→ 課題 1: trf結成をめぐる文章のうち、「テクノなんて邪道!初めはそう思っていた」から「トは大転換だったに違いない。」までの範囲を改変せずに返してください。
→ 課題 2: trf結成をめぐる文章について、最後の文の直後から続きを書き進めてください。

→ 読解用抜粋:
◇ ◇ ◇ ◇

テクノなんて邪道!初めはそう思っていた
「ニューヨークでSAMさん、東京のスタジオでETSUと出会い、私は帰国したSAMさんのダンスグループに加入して、テレビのダンス番組でダンスチーム『MEGA━MIX』ができました。このダンスチームで出た番組を小室さんが見て、声をかけてもらったんです」
初めは小室哲哉の音楽ユニットtrf(TK Rave Factory)内のダンサーグループだったものの、メンバーの入れ替えを経て現在の5人が集結。ついに1992年、ダンス&ボーカルグループtrf(当時)が結成される。
「マニアックな洋楽で踊ってきたので、小室さんに“オリジナル音源で踊ってみない?”と誘われたときは“どんな曲になるんだろう”って素直に興味が湧きました。ところができあがった曲を聞いたら思いっきりテクノ! 当時はテクノなんてミーハーで邪道という認識で、正直なところ“ありえない”と思っていたんです」
ポップスを聴くような若年層も取り込むパフォーマンスへのシフトは大転換だったに違いない。

◇ ◇ ◇ ◇

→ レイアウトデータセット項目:

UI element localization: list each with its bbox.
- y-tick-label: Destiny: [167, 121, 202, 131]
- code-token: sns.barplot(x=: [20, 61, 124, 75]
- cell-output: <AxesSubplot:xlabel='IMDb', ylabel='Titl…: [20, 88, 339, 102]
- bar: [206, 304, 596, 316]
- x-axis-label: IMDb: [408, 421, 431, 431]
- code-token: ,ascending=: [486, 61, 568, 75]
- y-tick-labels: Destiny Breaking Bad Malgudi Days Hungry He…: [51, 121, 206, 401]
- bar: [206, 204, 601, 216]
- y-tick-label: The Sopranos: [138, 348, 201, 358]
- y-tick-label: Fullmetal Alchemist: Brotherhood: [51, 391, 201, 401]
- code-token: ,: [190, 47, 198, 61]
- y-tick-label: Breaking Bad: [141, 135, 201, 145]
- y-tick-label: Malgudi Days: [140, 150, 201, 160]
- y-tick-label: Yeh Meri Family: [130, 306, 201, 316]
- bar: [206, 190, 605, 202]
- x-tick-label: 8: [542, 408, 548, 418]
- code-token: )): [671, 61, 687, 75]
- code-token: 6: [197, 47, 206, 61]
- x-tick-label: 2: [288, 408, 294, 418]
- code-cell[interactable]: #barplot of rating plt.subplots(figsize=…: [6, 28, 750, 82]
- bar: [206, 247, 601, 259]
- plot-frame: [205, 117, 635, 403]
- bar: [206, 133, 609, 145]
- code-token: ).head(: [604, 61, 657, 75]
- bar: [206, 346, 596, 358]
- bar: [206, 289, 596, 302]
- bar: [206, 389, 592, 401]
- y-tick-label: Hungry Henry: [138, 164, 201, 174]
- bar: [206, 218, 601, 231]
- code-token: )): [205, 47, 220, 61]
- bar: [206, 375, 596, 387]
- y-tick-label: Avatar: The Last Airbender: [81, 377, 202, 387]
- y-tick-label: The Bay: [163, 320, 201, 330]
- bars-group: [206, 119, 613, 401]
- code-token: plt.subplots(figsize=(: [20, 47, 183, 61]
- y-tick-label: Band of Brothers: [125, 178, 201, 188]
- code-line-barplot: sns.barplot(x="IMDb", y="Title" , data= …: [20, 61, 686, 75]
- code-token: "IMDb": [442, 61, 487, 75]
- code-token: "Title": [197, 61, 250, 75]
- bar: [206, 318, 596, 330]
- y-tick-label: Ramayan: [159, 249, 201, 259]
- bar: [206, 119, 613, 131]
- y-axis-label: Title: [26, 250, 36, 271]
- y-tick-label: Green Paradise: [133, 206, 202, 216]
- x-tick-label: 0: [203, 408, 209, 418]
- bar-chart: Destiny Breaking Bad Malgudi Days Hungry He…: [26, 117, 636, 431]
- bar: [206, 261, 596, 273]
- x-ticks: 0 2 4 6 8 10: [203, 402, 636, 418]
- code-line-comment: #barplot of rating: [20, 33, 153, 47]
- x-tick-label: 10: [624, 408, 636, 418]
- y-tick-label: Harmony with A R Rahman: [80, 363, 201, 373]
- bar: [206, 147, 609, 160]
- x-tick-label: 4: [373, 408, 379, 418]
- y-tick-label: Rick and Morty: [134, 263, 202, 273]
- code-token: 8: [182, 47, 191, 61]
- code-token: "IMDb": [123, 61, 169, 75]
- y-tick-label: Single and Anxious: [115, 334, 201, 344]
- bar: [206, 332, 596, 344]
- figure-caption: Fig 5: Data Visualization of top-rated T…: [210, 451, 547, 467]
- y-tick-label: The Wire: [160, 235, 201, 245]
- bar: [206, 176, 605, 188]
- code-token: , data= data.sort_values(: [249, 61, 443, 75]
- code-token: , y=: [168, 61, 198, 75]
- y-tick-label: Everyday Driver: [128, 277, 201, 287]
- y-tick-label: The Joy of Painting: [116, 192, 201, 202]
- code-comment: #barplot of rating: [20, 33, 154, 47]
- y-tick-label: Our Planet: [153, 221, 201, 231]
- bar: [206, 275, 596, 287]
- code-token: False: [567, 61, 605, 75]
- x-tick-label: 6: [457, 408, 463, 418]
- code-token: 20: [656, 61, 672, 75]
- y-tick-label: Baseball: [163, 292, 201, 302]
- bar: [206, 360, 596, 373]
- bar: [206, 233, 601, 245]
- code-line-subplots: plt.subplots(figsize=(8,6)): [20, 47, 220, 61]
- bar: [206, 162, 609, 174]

◇ ◇ ◇ ◇

→ 期待回答 1:
テクノなんて邪道!初めはそう思っていた
「ニューヨークでSAMさん、東京のスタジオでETSUと出会い、私は帰国したSAMさんのダンスグループに加入して、テレビのダンス番組でダンスチーム『MEGA━MIX』ができました。このダンスチームで出た番組を小室さんが見て、声をかけてもらったんです」
初めは小室哲哉の音楽ユニットtrf(TK Rave Factory)内のダンサーグループだったものの、メンバーの入れ替えを経て現在の5人が集結。ついに1992年、ダンス&ボーカルグループtrf(当時)が結成される。
「マニアックな洋楽で踊ってきたので、小室さんに“オリジナル音源で踊ってみない?”と誘われたときは“どんな曲になるんだろう”って素直に興味が湧きました。ところができあがった曲を聞いたら思いっきりテクノ! 当時はテクノなんてミーハーで邪道という認識で、正直なところ“ありえない”と思っていたんです」
ポップスを聴くような若年層も取り込むパフォーマンスへのシフトは大転換だったに違いない。

→ 期待回答 2:
「当時はどのくらいの人がtrfを知っているのか全然ピンときてなくて、ある日タクシーのラジオから曲が流れてきてびっくり。オリコン1位獲得の知らせやファンレターが届いて“もしかして、これはすごいことになっている?”と。ライブでたくさんのお客さんを目の当たりにして初めて、“こんなにいるんだ!”と感激したことを覚えています。
あのころは3か月連続のシングルリリース、ミリオンセラーと勢いが増して、とにかく多忙。もともとスターになりたいという野望がなかったので、『NHK紅白歌合戦』出場やレコード大賞受賞も、当時より今、事の大きさを実感しています」
ソロのダンサーからグループに転じて得た、新たな気づきや感動は数えきれないという。ライブを盛り上げる演出、観客との熱を帯びた一体感、ヒット曲に恵まれたこと。そして唯一無二のメンバーを家族のように信頼している。
「SAMさんは昔から、私のダンスや振り付けに対して、唯一鋭い意見を言ってくれる存在です。KOOちゃんはわが道を行く独特の感性の持ち主で、YU━KIちゃんは圧倒的なライブパフォーマンスが強み。付き合いが長いETSUはお姉さんであり親友! 病気で寝込んだときに食事を届けてくれたり、仕事やプライベートの相談もできる関係です」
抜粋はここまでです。